━━━ Dataset content

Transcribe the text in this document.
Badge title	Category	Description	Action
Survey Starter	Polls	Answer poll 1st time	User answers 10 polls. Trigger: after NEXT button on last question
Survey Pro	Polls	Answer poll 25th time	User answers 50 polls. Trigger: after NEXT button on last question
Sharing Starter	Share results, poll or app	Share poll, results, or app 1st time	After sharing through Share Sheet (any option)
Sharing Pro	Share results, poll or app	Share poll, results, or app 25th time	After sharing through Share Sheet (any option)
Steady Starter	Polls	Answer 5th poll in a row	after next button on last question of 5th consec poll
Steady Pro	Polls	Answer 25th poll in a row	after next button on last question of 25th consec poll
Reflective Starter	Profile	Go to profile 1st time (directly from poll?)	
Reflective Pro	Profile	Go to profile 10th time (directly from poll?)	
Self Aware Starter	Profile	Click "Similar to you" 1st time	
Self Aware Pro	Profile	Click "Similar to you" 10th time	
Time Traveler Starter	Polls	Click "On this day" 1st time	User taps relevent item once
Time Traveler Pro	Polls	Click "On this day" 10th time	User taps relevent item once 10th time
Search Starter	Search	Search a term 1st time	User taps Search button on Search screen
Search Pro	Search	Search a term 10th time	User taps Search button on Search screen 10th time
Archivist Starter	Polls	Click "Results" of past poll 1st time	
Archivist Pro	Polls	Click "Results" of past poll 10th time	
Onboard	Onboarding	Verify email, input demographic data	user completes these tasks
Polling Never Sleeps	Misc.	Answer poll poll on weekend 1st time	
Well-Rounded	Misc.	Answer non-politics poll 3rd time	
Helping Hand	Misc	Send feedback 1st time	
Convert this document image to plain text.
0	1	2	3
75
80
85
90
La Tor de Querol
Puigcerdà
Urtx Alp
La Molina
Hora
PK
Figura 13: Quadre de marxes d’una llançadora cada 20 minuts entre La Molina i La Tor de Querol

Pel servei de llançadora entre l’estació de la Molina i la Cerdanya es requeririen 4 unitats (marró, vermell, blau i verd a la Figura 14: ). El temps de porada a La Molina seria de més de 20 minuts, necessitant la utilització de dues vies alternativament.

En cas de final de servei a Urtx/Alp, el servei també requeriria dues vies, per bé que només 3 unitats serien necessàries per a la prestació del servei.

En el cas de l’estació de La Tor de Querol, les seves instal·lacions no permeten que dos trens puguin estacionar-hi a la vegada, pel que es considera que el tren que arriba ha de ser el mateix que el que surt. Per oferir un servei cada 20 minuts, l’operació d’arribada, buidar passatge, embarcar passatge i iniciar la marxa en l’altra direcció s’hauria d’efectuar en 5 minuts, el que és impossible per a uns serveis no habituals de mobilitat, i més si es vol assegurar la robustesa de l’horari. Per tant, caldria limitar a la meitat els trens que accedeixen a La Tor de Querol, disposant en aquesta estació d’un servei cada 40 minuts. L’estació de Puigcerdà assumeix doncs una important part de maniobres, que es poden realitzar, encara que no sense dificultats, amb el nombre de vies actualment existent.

━━━━━━

Retype every record above exactly as written.

§ Output of the exercise
Transcribe the text in this document.
Badge title	Category	Description	Action
Survey Starter	Polls	Answer poll 1st time	User answers 10 polls. Trigger: after NEXT button on last question
Survey Pro	Polls	Answer poll 25th time	User answers 50 polls. Trigger: after NEXT button on last question
Sharing Starter	Share results, poll or app	Share poll, results, or app 1st time	After sharing through Share Sheet (any option)
Sharing Pro	Share results, poll or app	Share poll, results, or app 25th time	After sharing through Share Sheet (any option)
Steady Starter	Polls	Answer 5th poll in a row	after next button on last question of 5th consec poll
Steady Pro	Polls	Answer 25th poll in a row	after next button on last question of 25th consec poll
Reflective Starter	Profile	Go to profile 1st time (directly from poll?)	
Reflective Pro	Profile	Go to profile 10th time (directly from poll?)	
Self Aware Starter	Profile	Click "Similar to you" 1st time	
Self Aware Pro	Profile	Click "Similar to you" 10th time	
Time Traveler Starter	Polls	Click "On this day" 1st time	User taps relevent item once
Time Traveler Pro	Polls	Click "On this day" 10th time	User taps relevent item once 10th time
Search Starter	Search	Search a term 1st time	User taps Search button on Search screen
Search Pro	Search	Search a term 10th time	User taps Search button on Search screen 10th time
Archivist Starter	Polls	Click "Results" of past poll 1st time	
Archivist Pro	Polls	Click "Results" of past poll 10th time	
Onboard	Onboarding	Verify email, input demographic data	user completes these tasks
Polling Never Sleeps	Misc.	Answer poll poll on weekend 1st time	
Well-Rounded	Misc.	Answer non-politics poll 3rd time	
Helping Hand	Misc	Send feedback 1st time	
Convert this document image to plain text.
0	1	2	3
75
80
85
90
La Tor de Querol
Puigcerdà
Urtx Alp
La Molina
Hora
PK
Figura 13: Quadre de marxes d’una llançadora cada 20 minuts entre La Molina i La Tor de Querol

Pel servei de llançadora entre l’estació de la Molina i la Cerdanya es requeririen 4 unitats (marró, vermell, blau i verd a la Figura 14: ). El temps de porada a La Molina seria de més de 20 minuts, necessitant la utilització de dues vies alternativament.

En cas de final de servei a Urtx/Alp, el servei també requeriria dues vies, per bé que només 3 unitats serien necessàries per a la prestació del servei.

En el cas de l’estació de La Tor de Querol, les seves instal·lacions no permeten que dos trens puguin estacionar-hi a la vegada, pel que es considera que el tren que arriba ha de ser el mateix que el que surt. Per oferir un servei cada 20 minuts, l’operació d’arribada, buidar passatge, embarcar passatge i iniciar la marxa en l’altra direcció s’hauria d’efectuar en 5 minuts, el que és impossible per a uns serveis no habituals de mobilitat, i més si es vol assegurar la robustesa de l’horari. Per tant, caldria limitar a la meitat els trens que accedeixen a La Tor de Querol, disposant en aquesta estació d’un servei cada 40 minuts. L’estació de Puigcerdà assumeix doncs una important part de maniobres, que es poden realitzar, encara que no sense dificultats, amb el nombre de vies actualment existent.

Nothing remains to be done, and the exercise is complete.